• What the task requires: Where a line holds "name", copy it.
───── Supplied information ─────
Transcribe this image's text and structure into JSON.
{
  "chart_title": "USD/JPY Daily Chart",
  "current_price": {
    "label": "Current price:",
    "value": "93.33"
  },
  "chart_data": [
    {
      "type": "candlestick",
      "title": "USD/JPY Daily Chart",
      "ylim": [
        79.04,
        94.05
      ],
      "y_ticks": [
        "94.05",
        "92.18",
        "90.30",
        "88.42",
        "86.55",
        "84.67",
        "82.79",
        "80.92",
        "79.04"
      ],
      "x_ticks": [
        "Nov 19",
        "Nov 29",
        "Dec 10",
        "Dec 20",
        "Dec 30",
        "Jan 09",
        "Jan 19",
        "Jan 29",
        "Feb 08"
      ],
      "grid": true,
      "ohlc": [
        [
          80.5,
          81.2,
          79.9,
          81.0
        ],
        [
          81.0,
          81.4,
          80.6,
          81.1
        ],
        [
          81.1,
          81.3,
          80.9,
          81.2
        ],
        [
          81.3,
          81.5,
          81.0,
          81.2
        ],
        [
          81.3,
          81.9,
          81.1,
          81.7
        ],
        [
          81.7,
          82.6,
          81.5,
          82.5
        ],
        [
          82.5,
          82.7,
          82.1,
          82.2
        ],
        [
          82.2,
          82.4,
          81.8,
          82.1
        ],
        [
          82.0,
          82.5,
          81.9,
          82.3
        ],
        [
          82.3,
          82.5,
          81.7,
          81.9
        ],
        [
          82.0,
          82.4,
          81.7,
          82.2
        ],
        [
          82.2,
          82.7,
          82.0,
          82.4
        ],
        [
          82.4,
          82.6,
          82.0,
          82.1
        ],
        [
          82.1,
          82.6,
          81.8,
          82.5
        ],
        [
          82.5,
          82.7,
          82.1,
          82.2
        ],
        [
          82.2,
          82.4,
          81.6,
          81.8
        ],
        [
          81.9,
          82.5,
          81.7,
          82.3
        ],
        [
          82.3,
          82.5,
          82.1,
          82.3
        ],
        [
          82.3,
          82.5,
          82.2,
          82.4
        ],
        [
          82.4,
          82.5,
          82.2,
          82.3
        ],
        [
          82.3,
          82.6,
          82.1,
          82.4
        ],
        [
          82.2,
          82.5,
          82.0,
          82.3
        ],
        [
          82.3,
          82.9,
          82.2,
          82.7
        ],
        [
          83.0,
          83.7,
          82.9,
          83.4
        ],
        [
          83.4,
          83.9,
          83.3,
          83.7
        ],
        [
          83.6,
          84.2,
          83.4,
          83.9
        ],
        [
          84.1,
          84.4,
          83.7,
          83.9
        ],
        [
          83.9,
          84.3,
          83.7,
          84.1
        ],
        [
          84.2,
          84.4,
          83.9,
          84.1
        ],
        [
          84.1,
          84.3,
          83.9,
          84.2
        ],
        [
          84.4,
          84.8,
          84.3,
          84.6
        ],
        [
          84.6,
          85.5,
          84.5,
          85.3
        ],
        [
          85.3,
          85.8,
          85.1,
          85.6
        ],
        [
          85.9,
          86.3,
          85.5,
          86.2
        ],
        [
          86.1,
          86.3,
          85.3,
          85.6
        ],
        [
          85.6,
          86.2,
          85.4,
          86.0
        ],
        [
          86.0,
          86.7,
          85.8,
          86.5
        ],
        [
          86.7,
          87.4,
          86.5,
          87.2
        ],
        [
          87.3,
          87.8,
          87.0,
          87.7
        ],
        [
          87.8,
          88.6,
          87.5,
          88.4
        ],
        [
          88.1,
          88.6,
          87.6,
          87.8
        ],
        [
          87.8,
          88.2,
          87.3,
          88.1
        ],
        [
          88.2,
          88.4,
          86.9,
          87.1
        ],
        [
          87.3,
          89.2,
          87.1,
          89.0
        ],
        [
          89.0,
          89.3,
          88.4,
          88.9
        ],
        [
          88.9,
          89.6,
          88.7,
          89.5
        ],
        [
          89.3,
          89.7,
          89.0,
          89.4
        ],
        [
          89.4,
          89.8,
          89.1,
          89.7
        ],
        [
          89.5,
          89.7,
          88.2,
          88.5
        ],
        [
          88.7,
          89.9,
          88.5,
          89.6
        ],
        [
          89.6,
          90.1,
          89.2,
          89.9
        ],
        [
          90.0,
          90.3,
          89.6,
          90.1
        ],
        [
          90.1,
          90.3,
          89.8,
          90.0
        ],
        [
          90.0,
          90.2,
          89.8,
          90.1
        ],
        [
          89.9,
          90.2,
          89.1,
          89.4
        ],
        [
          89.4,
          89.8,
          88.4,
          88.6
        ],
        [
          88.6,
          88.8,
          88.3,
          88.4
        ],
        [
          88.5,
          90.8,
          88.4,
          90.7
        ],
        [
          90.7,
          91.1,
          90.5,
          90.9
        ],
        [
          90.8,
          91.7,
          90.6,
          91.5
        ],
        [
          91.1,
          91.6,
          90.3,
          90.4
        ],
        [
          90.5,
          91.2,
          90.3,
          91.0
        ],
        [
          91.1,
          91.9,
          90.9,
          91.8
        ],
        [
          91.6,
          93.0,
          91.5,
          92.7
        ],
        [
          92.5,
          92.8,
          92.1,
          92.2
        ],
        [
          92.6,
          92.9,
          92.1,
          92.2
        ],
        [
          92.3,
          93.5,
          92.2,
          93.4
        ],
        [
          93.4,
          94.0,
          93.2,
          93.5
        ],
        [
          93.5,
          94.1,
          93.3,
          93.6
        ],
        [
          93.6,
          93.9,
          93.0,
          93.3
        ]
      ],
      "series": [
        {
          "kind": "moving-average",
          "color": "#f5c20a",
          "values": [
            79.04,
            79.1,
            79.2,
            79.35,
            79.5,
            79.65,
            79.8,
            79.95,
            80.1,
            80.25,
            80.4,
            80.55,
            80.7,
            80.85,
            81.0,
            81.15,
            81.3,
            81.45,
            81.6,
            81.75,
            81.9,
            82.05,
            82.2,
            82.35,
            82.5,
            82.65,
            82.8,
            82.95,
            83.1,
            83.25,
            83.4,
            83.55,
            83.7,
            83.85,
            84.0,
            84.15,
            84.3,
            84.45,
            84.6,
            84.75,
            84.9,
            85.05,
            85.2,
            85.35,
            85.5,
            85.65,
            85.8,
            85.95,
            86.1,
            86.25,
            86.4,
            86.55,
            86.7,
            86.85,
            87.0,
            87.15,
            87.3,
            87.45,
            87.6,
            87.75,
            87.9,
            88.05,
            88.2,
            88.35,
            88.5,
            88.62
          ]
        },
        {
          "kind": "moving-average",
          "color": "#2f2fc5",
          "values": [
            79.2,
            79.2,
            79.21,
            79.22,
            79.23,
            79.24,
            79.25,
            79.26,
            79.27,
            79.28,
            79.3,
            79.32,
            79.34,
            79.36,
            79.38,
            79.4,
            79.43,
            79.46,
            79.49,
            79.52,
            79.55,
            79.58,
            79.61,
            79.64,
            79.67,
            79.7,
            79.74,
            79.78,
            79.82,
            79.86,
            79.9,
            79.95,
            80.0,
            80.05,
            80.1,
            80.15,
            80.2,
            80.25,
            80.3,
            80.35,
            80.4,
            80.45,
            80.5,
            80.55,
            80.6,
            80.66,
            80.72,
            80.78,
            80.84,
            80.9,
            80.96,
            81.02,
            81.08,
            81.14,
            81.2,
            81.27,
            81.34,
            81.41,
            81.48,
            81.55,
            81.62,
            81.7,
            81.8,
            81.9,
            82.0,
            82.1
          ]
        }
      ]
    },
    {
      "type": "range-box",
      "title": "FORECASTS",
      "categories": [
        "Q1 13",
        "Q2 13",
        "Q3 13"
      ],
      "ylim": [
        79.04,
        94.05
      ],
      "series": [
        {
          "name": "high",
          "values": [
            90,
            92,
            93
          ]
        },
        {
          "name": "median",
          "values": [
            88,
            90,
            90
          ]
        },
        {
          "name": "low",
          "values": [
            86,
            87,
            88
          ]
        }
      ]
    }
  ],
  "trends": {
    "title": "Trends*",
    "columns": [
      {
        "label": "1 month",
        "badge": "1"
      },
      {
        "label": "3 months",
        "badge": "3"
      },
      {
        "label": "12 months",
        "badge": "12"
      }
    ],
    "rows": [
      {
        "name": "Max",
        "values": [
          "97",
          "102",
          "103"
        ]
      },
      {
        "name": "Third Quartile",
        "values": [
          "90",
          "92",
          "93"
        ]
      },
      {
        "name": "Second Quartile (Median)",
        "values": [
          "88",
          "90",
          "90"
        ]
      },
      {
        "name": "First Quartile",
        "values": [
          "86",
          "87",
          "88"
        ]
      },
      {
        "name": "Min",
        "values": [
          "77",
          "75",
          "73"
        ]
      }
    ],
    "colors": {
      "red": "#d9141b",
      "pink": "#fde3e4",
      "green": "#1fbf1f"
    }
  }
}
─────
───── Supplied information ─────
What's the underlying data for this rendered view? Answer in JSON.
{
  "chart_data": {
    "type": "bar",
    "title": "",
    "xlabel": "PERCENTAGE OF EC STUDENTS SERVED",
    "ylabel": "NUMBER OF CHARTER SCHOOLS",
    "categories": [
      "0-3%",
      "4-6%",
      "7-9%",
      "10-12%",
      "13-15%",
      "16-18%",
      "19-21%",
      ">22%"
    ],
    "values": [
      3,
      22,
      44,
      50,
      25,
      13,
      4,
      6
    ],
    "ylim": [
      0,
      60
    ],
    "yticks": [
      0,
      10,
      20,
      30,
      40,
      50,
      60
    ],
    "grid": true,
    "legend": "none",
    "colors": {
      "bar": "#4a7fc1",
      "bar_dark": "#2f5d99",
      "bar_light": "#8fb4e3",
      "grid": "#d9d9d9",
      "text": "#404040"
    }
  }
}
─────
• Solution for this problem:
          "name": "high",
          "name": "median",
          "name": "low",
        "name": "Max",
        "name": "Third Quartile",
        "name": "Second Quartile (Median)",
        "name": "First Quartile",
        "name": "Min",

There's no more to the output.